(Collected data entries)
⁂

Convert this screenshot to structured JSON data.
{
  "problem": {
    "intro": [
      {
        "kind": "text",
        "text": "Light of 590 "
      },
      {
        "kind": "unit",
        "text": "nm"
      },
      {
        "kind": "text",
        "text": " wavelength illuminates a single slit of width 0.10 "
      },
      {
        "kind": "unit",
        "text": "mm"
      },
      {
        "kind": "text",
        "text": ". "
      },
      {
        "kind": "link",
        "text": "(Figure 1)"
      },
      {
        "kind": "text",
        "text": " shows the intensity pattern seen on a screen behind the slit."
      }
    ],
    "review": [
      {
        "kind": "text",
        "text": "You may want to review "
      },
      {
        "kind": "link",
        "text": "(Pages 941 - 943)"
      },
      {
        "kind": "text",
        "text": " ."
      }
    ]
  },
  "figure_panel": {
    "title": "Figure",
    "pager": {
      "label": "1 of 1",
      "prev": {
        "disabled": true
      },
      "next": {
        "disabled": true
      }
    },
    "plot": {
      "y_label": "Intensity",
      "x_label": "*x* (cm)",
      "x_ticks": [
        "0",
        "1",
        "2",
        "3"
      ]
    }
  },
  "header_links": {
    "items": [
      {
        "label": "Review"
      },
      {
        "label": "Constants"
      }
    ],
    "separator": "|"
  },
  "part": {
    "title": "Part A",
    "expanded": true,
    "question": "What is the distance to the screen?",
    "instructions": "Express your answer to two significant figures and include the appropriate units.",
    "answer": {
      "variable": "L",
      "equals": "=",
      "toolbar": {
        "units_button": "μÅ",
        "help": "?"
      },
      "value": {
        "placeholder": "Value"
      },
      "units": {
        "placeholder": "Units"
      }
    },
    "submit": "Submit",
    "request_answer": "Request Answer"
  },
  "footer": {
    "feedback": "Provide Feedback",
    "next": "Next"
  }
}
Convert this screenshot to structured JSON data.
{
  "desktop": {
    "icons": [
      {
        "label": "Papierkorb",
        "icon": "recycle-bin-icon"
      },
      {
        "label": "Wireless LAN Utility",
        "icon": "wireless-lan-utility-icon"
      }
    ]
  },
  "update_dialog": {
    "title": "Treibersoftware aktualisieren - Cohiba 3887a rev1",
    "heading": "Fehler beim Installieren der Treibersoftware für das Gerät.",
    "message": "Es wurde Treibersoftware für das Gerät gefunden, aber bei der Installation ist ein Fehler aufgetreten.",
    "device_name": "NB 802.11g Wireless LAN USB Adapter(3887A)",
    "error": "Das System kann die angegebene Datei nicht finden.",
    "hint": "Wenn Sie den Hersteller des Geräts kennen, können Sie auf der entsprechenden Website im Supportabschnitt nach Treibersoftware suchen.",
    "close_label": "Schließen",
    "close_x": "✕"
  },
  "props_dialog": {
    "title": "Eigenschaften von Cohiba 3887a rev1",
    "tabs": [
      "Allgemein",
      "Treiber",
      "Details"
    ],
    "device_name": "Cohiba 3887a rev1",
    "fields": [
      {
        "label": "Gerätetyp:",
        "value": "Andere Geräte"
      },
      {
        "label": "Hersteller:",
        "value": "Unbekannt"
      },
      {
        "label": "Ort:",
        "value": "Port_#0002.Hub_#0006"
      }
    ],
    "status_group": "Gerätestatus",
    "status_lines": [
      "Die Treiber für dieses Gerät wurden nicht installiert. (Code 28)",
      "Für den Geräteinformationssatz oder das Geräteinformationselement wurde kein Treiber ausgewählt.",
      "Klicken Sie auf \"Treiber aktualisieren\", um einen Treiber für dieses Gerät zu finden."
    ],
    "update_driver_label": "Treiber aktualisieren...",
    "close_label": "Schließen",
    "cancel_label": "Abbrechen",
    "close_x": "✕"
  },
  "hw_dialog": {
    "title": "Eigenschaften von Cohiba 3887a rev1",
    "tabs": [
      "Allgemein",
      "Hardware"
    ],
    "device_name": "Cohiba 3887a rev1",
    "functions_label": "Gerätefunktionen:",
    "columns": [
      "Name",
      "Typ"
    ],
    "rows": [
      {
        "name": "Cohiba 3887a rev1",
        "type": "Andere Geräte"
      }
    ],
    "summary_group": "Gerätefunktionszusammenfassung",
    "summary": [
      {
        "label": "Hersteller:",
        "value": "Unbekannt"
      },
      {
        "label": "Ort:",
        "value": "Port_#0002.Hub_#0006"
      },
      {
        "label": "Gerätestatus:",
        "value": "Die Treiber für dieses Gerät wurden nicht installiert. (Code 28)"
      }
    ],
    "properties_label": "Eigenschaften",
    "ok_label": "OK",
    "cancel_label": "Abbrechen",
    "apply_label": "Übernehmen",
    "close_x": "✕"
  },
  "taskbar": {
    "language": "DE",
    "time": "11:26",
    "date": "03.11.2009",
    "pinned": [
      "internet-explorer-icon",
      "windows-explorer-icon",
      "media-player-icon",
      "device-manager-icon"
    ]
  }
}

⁂

What the task asks ::
Write every record out again, unaltered.

Exercise response ::
Convert this screenshot to structured JSON data.
{
  "problem": {
    "intro": [
      {
        "kind": "text",
        "text": "Light of 590 "
      },
      {
        "kind": "unit",
        "text": "nm"
      },
      {
        "kind": "text",
        "text": " wavelength illuminates a single slit of width 0.10 "
      },
      {
        "kind": "unit",
        "text": "mm"
      },
      {
        "kind": "text",
        "text": ". "
      },
      {
        "kind": "link",
        "text": "(Figure 1)"
      },
      {
        "kind": "text",
        "text": " shows the intensity pattern seen on a screen behind the slit."
      }
    ],
    "review": [
      {
        "kind": "text",
        "text": "You may want to review "
      },
      {
        "kind": "link",
        "text": "(Pages 941 - 943)"
      },
      {
        "kind": "text",
        "text": " ."
      }
    ]
  },
  "figure_panel": {
    "title": "Figure",
    "pager": {
      "label": "1 of 1",
      "prev": {
        "disabled": true
      },
      "next": {
        "disabled": true
      }
    },
    "plot": {
      "y_label": "Intensity",
      "x_label": "*x* (cm)",
      "x_ticks": [
        "0",
        "1",
        "2",
        "3"
      ]
    }
  },
  "header_links": {
    "items": [
      {
        "label": "Review"
      },
      {
        "label": "Constants"
      }
    ],
    "separator": "|"
  },
  "part": {
    "title": "Part A",
    "expanded": true,
    "question": "What is the distance to the screen?",
    "instructions": "Express your answer to two significant figures and include the appropriate units.",
    "answer": {
      "variable": "L",
      "equals": "=",
      "toolbar": {
        "units_button": "μÅ",
        "help": "?"
      },
      "value": {
        "placeholder": "Value"
      },
      "units": {
        "placeholder": "Units"
      }
    },
    "submit": "Submit",
    "request_answer": "Request Answer"
  },
  "footer": {
    "feedback": "Provide Feedback",
    "next": "Next"
  }
}
Convert this screenshot to structured JSON data.
{
  "desktop": {
    "icons": [
      {
        "label": "Papierkorb",
        "icon": "recycle-bin-icon"
      },
      {
        "label": "Wireless LAN Utility",
        "icon": "wireless-lan-utility-icon"
      }
    ]
  },
  "update_dialog": {
    "title": "Treibersoftware aktualisieren - Cohiba 3887a rev1",
    "heading": "Fehler beim Installieren der Treibersoftware für das Gerät.",
    "message": "Es wurde Treibersoftware für das Gerät gefunden, aber bei der Installation ist ein Fehler aufgetreten.",
    "device_name": "NB 802.11g Wireless LAN USB Adapter(3887A)",
    "error": "Das System kann die angegebene Datei nicht finden.",
    "hint": "Wenn Sie den Hersteller des Geräts kennen, können Sie auf der entsprechenden Website im Supportabschnitt nach Treibersoftware suchen.",
    "close_label": "Schließen",
    "close_x": "✕"
  },
  "props_dialog": {
    "title": "Eigenschaften von Cohiba 3887a rev1",
    "tabs": [
      "Allgemein",
      "Treiber",
      "Details"
    ],
    "device_name": "Cohiba 3887a rev1",
    "fields": [
      {
        "label": "Gerätetyp:",
        "value": "Andere Geräte"
      },
      {
        "label": "Hersteller:",
        "value": "Unbekannt"
      },
      {
        "label": "Ort:",
        "value": "Port_#0002.Hub_#0006"
      }
    ],
    "status_group": "Gerätestatus",
    "status_lines": [
      "Die Treiber für dieses Gerät wurden nicht installiert. (Code 28)",
      "Für den Geräteinformationssatz oder das Geräteinformationselement wurde kein Treiber ausgewählt.",
      "Klicken Sie auf \"Treiber aktualisieren\", um einen Treiber für dieses Gerät zu finden."
    ],
    "update_driver_label": "Treiber aktualisieren...",
    "close_label": "Schließen",
    "cancel_label": "Abbrechen",
    "close_x": "✕"
  },
  "hw_dialog": {
    "title": "Eigenschaften von Cohiba 3887a rev1",
    "tabs": [
      "Allgemein",
      "Hardware"
    ],
    "device_name": "Cohiba 3887a rev1",
    "functions_label": "Gerätefunktionen:",
    "columns": [
      "Name",
      "Typ"
    ],
    "rows": [
      {
        "name": "Cohiba 3887a rev1",
        "type": "Andere Geräte"
      }
    ],
    "summary_group": "Gerätefunktionszusammenfassung",
    "summary": [
      {
        "label": "Hersteller:",
        "value": "Unbekannt"
      },
      {
        "label": "Ort:",
        "value": "Port_#0002.Hub_#0006"
      },
      {
        "label": "Gerätestatus:",
        "value": "Die Treiber für dieses Gerät wurden nicht installiert. (Code 28)"
      }
    ],
    "properties_label": "Eigenschaften",
    "ok_label": "OK",
    "cancel_label": "Abbrechen",
    "apply_label": "Übernehmen",
    "close_x": "✕"
  },
  "taskbar": {
    "language": "DE",
    "time": "11:26",
    "date": "03.11.2009",
    "pinned": [
      "internet-explorer-icon",
      "windows-explorer-icon",
      "media-player-icon",
      "device-manager-icon"
    ]
  }
}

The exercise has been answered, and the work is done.